*Work instructions*
Edit the stretch of data from the line containing "- header-code: [292, 345, 464, 357]" through the line containing "- early-apply: с", changing "preface-title" to "foreword-title" and keeping everything else identical. Return only those lines.

Region annotation data
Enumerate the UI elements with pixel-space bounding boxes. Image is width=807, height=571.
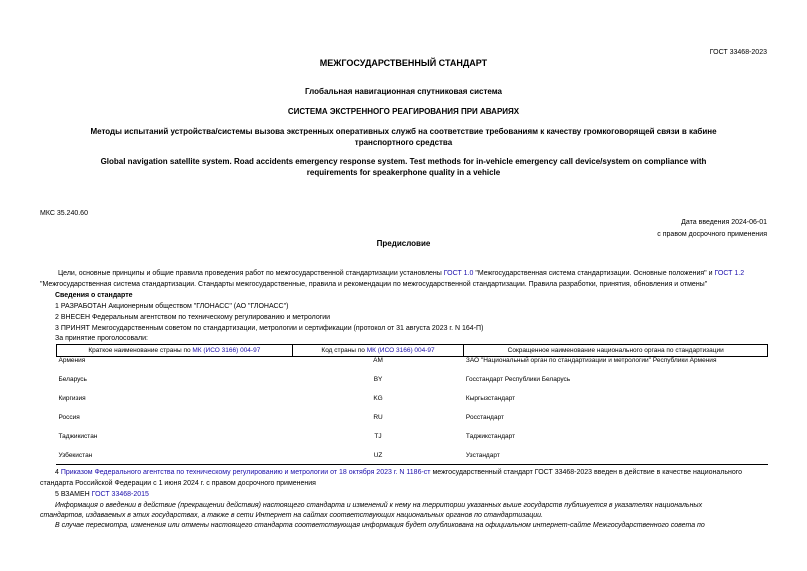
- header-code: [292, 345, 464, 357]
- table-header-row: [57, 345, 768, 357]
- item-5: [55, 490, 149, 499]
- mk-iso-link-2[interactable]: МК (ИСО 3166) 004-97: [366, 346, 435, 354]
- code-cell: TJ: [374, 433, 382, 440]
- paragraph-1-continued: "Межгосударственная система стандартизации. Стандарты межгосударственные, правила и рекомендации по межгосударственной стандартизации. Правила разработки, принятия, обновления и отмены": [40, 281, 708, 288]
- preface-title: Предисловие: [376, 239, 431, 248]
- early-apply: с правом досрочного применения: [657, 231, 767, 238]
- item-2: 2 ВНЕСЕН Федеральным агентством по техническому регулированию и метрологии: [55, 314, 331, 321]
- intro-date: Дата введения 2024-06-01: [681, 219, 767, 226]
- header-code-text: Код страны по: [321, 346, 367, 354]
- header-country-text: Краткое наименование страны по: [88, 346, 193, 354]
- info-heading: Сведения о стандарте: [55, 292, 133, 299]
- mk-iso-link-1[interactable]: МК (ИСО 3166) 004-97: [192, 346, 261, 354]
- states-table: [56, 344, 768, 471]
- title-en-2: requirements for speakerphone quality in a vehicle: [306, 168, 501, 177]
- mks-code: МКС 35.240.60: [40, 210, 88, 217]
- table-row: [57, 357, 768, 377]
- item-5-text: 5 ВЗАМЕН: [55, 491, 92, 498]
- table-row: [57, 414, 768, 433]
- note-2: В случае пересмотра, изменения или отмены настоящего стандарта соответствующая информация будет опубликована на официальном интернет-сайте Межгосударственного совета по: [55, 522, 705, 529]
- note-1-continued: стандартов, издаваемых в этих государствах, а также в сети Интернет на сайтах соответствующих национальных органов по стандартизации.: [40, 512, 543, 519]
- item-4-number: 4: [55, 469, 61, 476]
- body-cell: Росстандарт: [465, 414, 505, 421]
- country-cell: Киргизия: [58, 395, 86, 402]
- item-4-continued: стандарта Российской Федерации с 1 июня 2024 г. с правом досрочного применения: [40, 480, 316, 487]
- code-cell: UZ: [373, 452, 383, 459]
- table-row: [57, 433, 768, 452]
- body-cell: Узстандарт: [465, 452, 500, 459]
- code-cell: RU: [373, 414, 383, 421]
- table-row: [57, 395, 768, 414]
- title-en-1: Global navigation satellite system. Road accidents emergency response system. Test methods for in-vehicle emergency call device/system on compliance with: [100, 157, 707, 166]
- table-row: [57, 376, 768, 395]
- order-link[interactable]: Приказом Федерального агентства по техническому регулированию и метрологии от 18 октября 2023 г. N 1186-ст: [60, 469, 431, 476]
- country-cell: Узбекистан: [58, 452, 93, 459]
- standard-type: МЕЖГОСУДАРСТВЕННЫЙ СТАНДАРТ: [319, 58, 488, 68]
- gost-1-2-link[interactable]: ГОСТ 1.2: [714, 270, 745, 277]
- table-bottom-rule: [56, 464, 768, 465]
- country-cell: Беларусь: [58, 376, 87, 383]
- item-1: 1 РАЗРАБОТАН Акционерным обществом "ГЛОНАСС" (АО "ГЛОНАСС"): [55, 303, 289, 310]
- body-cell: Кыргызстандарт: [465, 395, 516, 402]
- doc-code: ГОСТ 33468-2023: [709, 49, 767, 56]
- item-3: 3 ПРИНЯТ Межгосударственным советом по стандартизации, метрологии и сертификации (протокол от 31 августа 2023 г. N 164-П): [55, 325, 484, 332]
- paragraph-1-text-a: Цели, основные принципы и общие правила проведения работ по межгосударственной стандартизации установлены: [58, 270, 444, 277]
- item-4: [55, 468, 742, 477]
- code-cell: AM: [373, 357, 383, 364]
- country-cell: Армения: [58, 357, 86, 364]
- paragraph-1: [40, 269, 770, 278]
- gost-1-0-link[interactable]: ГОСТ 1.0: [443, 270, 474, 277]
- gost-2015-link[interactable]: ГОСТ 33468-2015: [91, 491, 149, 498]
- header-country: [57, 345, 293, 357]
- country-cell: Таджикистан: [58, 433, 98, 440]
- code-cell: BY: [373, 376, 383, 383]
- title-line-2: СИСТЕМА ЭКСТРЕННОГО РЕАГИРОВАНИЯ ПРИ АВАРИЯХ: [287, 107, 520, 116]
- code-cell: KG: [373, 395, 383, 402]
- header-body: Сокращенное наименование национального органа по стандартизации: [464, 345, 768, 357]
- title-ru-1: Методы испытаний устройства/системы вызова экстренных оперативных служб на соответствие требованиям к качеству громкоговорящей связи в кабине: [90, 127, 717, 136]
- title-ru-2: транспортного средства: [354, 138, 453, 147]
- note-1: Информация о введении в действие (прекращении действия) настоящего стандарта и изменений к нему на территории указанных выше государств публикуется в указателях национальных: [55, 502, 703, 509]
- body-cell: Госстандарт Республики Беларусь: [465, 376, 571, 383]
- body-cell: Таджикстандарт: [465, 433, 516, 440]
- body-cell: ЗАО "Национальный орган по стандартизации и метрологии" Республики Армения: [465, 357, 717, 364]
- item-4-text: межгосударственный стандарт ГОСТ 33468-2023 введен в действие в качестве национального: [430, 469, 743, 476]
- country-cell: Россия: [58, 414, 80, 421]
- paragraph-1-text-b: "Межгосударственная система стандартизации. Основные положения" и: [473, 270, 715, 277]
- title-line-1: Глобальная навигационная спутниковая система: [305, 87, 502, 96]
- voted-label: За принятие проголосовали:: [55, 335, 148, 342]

==

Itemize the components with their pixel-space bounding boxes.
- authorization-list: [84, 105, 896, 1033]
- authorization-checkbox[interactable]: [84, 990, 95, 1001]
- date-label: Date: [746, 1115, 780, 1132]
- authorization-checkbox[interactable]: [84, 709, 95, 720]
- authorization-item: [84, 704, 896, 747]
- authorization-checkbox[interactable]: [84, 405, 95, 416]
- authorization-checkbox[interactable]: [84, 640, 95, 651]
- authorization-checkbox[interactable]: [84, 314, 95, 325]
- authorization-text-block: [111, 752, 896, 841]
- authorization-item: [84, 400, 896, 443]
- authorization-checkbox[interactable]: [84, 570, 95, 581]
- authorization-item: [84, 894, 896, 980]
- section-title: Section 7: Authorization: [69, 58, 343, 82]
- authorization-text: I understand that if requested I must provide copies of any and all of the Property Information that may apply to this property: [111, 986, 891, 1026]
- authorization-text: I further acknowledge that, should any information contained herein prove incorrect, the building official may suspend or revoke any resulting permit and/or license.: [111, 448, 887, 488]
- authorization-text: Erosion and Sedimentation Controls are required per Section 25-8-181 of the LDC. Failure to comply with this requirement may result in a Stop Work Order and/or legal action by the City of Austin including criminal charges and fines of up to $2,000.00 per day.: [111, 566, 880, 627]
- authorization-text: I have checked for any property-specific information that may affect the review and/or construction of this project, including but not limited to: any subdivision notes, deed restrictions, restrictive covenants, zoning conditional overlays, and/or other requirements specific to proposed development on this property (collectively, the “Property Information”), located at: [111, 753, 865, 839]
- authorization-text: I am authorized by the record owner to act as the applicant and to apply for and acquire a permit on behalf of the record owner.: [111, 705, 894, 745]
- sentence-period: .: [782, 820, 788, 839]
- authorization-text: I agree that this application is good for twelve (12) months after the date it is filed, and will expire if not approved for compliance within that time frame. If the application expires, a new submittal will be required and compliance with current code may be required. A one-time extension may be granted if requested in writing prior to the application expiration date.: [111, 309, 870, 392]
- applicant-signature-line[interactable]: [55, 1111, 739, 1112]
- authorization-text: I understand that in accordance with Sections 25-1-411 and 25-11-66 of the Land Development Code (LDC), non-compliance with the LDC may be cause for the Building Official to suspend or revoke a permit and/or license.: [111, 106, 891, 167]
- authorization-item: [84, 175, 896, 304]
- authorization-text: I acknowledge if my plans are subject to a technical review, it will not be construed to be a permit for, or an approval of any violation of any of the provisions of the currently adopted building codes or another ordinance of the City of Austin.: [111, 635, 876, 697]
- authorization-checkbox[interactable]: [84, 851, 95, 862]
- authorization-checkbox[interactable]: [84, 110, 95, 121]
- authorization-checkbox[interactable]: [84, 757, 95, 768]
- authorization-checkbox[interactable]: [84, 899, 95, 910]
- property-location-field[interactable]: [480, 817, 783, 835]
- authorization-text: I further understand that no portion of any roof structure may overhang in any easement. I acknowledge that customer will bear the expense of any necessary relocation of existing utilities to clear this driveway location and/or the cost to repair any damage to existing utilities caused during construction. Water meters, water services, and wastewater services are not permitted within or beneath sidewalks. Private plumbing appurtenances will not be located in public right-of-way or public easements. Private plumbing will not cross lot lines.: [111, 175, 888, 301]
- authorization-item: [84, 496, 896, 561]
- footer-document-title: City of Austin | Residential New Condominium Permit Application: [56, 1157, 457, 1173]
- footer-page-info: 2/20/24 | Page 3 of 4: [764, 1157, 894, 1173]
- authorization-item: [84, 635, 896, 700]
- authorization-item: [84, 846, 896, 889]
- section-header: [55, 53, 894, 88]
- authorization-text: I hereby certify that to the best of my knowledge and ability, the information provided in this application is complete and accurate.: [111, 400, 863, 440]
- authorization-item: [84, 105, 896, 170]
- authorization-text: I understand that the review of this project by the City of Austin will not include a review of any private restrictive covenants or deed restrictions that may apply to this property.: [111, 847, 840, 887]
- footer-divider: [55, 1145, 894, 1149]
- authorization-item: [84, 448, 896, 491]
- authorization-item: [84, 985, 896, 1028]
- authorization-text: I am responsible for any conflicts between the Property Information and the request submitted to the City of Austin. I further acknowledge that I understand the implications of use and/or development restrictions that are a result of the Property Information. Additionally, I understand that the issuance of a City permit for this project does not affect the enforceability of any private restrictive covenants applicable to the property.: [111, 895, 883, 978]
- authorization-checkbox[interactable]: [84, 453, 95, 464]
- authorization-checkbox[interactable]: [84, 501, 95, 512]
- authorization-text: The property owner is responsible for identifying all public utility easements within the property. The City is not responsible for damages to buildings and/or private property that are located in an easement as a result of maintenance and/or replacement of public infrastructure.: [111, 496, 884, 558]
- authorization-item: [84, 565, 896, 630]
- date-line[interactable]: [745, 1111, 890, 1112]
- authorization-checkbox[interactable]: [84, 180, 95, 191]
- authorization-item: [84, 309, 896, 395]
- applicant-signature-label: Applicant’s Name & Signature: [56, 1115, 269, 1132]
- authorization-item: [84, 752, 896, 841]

*Answer to the task*
- header-code: [292, 345, 464, 357]
- table-header-row: [57, 345, 768, 357]
- item-5: [55, 490, 149, 499]
- mk-iso-link-2[interactable]: МК (ИСО 3166) 004-97: [366, 346, 435, 354]
- code-cell: TJ: [374, 433, 382, 440]
- paragraph-1-continued: "Межгосударственная система стандартизации. Стандарты межгосударственные, правила и рекомендации по межгосударственной стандартизации. Правила разработки, принятия, обновления и отмены": [40, 281, 708, 288]
- foreword-title: Предисловие: [376, 239, 431, 248]
- early-apply: с правом досрочного применения: [657, 231, 767, 238]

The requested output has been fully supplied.